Problem details:
Return the full material exactly.

Extracted entries:
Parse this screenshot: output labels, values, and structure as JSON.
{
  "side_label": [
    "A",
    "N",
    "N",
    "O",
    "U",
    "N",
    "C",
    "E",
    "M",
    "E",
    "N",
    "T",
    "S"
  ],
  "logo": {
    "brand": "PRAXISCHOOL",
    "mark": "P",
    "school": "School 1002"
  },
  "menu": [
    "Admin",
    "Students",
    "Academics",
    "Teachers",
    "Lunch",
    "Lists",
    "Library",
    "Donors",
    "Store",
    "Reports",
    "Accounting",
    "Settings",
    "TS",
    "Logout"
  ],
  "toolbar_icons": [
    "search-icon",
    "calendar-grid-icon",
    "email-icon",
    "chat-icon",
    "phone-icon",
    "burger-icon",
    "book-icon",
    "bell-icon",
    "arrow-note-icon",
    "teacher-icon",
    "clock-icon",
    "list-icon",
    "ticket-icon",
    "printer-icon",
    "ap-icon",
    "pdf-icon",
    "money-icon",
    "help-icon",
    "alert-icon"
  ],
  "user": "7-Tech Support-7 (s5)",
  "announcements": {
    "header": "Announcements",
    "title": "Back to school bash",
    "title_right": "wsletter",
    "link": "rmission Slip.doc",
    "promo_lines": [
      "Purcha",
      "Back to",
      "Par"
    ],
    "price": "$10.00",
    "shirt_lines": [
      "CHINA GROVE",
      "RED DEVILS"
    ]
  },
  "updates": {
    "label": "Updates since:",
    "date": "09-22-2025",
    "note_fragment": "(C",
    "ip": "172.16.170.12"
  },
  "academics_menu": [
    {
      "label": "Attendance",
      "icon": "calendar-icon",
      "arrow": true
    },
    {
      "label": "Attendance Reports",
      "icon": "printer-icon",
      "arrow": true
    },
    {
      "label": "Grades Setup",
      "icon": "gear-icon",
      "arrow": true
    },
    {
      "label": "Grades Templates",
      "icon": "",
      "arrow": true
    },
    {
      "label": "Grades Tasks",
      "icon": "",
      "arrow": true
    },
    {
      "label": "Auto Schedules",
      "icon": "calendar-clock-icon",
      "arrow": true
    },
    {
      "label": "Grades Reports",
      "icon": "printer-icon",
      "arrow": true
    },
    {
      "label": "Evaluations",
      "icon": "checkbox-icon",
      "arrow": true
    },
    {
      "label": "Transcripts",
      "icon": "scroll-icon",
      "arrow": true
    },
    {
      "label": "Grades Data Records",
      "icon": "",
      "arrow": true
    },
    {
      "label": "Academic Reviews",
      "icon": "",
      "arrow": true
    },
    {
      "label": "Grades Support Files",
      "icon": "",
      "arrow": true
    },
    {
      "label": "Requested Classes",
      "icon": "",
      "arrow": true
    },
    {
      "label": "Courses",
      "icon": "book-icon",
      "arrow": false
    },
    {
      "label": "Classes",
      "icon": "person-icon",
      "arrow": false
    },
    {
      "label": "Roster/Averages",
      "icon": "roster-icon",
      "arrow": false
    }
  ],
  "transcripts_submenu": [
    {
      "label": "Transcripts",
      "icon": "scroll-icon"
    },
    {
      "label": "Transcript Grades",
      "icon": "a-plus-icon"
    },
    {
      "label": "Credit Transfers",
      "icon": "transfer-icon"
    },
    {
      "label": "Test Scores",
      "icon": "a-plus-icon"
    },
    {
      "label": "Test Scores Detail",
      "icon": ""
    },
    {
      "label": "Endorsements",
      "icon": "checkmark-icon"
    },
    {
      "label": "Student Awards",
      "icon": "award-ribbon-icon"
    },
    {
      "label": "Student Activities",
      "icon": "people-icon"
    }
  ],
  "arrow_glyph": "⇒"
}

Solution to this problem:
Parse this screenshot: output labels, values, and structure as JSON.
{
  "side_label": [
    "A",
    "N",
    "N",
    "O",
    "U",
    "N",
    "C",
    "E",
    "M",
    "E",
    "N",
    "T",
    "S"
  ],
  "logo": {
    "brand": "PRAXISCHOOL",
    "mark": "P",
    "school": "School 1002"
  },
  "menu": [
    "Admin",
    "Students",
    "Academics",
    "Teachers",
    "Lunch",
    "Lists",
    "Library",
    "Donors",
    "Store",
    "Reports",
    "Accounting",
    "Settings",
    "TS",
    "Logout"
  ],
  "toolbar_icons": [
    "search-icon",
    "calendar-grid-icon",
    "email-icon",
    "chat-icon",
    "phone-icon",
    "burger-icon",
    "book-icon",
    "bell-icon",
    "arrow-note-icon",
    "teacher-icon",
    "clock-icon",
    "list-icon",
    "ticket-icon",
    "printer-icon",
    "ap-icon",
    "pdf-icon",
    "money-icon",
    "help-icon",
    "alert-icon"
  ],
  "user": "7-Tech Support-7 (s5)",
  "announcements": {
    "header": "Announcements",
    "title": "Back to school bash",
    "title_right": "wsletter",
    "link": "rmission Slip.doc",
    "promo_lines": [
      "Purcha",
      "Back to",
      "Par"
    ],
    "price": "$10.00",
    "shirt_lines": [
      "CHINA GROVE",
      "RED DEVILS"
    ]
  },
  "updates": {
    "label": "Updates since:",
    "date": "09-22-2025",
    "note_fragment": "(C",
    "ip": "172.16.170.12"
  },
  "academics_menu": [
    {
      "label": "Attendance",
      "icon": "calendar-icon",
      "arrow": true
    },
    {
      "label": "Attendance Reports",
      "icon": "printer-icon",
      "arrow": true
    },
    {
      "label": "Grades Setup",
      "icon": "gear-icon",
      "arrow": true
    },
    {
      "label": "Grades Templates",
      "icon": "",
      "arrow": true
    },
    {
      "label": "Grades Tasks",
      "icon": "",
      "arrow": true
    },
    {
      "label": "Auto Schedules",
      "icon": "calendar-clock-icon",
      "arrow": true
    },
    {
      "label": "Grades Reports",
      "icon": "printer-icon",
      "arrow": true
    },
    {
      "label": "Evaluations",
      "icon": "checkbox-icon",
      "arrow": true
    },
    {
      "label": "Transcripts",
      "icon": "scroll-icon",
      "arrow": true
    },
    {
      "label": "Grades Data Records",
      "icon": "",
      "arrow": true
    },
    {
      "label": "Academic Reviews",
      "icon": "",
      "arrow": true
    },
    {
      "label": "Grades Support Files",
      "icon": "",
      "arrow": true
    },
    {
      "label": "Requested Classes",
      "icon": "",
      "arrow": true
    },
    {
      "label": "Courses",
      "icon": "book-icon",
      "arrow": false
    },
    {
      "label": "Classes",
      "icon": "person-icon",
      "arrow": false
    },
    {
      "label": "Roster/Averages",
      "icon": "roster-icon",
      "arrow": false
    }
  ],
  "transcripts_submenu": [
    {
      "label": "Transcripts",
      "icon": "scroll-icon"
    },
    {
      "label": "Transcript Grades",
      "icon": "a-plus-icon"
    },
    {
      "label": "Credit Transfers",
      "icon": "transfer-icon"
    },
    {
      "label": "Test Scores",
      "icon": "a-plus-icon"
    },
    {
      "label": "Test Scores Detail",
      "icon": ""
    },
    {
      "label": "Endorsements",
      "icon": "checkmark-icon"
    },
    {
      "label": "Student Awards",
      "icon": "award-ribbon-icon"
    },
    {
      "label": "Student Activities",
      "icon": "people-icon"
    }
  ],
  "arrow_glyph": "⇒"
}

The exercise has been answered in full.